-------- RECORD SET --------

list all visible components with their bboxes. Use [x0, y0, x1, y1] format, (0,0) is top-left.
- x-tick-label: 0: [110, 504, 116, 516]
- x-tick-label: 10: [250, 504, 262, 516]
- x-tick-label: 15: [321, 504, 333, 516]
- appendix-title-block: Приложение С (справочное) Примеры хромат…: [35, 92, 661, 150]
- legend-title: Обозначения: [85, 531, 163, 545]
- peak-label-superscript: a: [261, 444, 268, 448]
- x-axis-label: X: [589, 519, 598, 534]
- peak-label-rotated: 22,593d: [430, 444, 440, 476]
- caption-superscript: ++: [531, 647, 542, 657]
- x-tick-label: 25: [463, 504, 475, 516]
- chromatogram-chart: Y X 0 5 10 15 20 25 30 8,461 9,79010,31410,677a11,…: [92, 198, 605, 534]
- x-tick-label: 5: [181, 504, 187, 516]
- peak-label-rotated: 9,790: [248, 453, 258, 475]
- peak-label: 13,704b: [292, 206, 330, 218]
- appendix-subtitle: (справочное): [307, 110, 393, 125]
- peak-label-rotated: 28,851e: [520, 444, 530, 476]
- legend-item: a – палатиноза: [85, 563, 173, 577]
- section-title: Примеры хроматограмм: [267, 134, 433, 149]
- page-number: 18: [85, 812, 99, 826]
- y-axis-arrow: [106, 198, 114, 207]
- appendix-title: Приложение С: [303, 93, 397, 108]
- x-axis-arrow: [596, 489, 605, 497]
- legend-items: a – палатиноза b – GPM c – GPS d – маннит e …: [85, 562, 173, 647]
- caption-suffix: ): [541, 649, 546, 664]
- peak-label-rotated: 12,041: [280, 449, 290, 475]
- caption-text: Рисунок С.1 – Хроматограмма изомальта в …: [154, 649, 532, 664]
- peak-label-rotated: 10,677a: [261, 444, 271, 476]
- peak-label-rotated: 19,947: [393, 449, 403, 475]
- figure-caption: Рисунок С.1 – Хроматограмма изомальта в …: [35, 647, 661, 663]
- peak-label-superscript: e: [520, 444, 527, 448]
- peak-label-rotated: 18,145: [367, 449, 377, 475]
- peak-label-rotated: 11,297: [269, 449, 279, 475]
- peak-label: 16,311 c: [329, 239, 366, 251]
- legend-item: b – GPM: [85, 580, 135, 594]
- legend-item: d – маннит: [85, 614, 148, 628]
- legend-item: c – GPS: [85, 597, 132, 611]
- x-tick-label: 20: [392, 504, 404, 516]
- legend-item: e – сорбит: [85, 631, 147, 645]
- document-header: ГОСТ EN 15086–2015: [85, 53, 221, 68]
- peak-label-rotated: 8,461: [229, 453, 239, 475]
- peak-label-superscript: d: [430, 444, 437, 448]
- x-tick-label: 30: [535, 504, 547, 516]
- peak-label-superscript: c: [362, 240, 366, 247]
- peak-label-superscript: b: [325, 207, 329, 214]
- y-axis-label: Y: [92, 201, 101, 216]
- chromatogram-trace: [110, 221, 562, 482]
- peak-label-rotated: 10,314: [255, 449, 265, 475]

--------

- WHAT TO WORK ON -
Return all of the lines above without any changes, keeping their original order.

- IN RESPONSE -
list all visible components with their bboxes. Use [x0, y0, x1, y1] format, (0,0) is top-left.
- x-tick-label: 0: [110, 504, 116, 516]
- x-tick-label: 10: [250, 504, 262, 516]
- x-tick-label: 15: [321, 504, 333, 516]
- appendix-title-block: Приложение С (справочное) Примеры хромат…: [35, 92, 661, 150]
- legend-title: Обозначения: [85, 531, 163, 545]
- peak-label-superscript: a: [261, 444, 268, 448]
- x-axis-label: X: [589, 519, 598, 534]
- peak-label-rotated: 22,593d: [430, 444, 440, 476]
- caption-superscript: ++: [531, 647, 542, 657]
- x-tick-label: 25: [463, 504, 475, 516]
- chromatogram-chart: Y X 0 5 10 15 20 25 30 8,461 9,79010,31410,677a11,…: [92, 198, 605, 534]
- x-tick-label: 5: [181, 504, 187, 516]
- peak-label-rotated: 9,790: [248, 453, 258, 475]
- peak-label: 13,704b: [292, 206, 330, 218]
- appendix-subtitle: (справочное): [307, 110, 393, 125]
- peak-label-rotated: 28,851e: [520, 444, 530, 476]
- legend-item: a – палатиноза: [85, 563, 173, 577]
- section-title: Примеры хроматограмм: [267, 134, 433, 149]
- page-number: 18: [85, 812, 99, 826]
- y-axis-arrow: [106, 198, 114, 207]
- appendix-title: Приложение С: [303, 93, 397, 108]
- x-axis-arrow: [596, 489, 605, 497]
- legend-items: a – палатиноза b – GPM c – GPS d – маннит e …: [85, 562, 173, 647]
- caption-suffix: ): [541, 649, 546, 664]
- peak-label-rotated: 12,041: [280, 449, 290, 475]
- caption-text: Рисунок С.1 – Хроматограмма изомальта в …: [154, 649, 532, 664]
- peak-label-rotated: 10,677a: [261, 444, 271, 476]
- peak-label-rotated: 19,947: [393, 449, 403, 475]
- figure-caption: Рисунок С.1 – Хроматограмма изомальта в …: [35, 647, 661, 663]
- peak-label-superscript: e: [520, 444, 527, 448]
- peak-label-rotated: 18,145: [367, 449, 377, 475]
- peak-label-rotated: 11,297: [269, 449, 279, 475]
- peak-label: 16,311 c: [329, 239, 366, 251]
- legend-item: b – GPM: [85, 580, 135, 594]
- legend-item: d – маннит: [85, 614, 148, 628]
- legend-item: c – GPS: [85, 597, 132, 611]
- x-tick-label: 20: [392, 504, 404, 516]
- legend-item: e – сорбит: [85, 631, 147, 645]
- document-header: ГОСТ EN 15086–2015: [85, 53, 221, 68]
- peak-label-rotated: 8,461: [229, 453, 239, 475]
- peak-label-superscript: d: [430, 444, 437, 448]
- x-tick-label: 30: [535, 504, 547, 516]
- peak-label-superscript: c: [362, 240, 366, 247]
- peak-label-superscript: b: [325, 207, 329, 214]
- y-axis-label: Y: [92, 201, 101, 216]
- chromatogram-trace: [110, 221, 562, 482]
- peak-label-rotated: 10,314: [255, 449, 265, 475]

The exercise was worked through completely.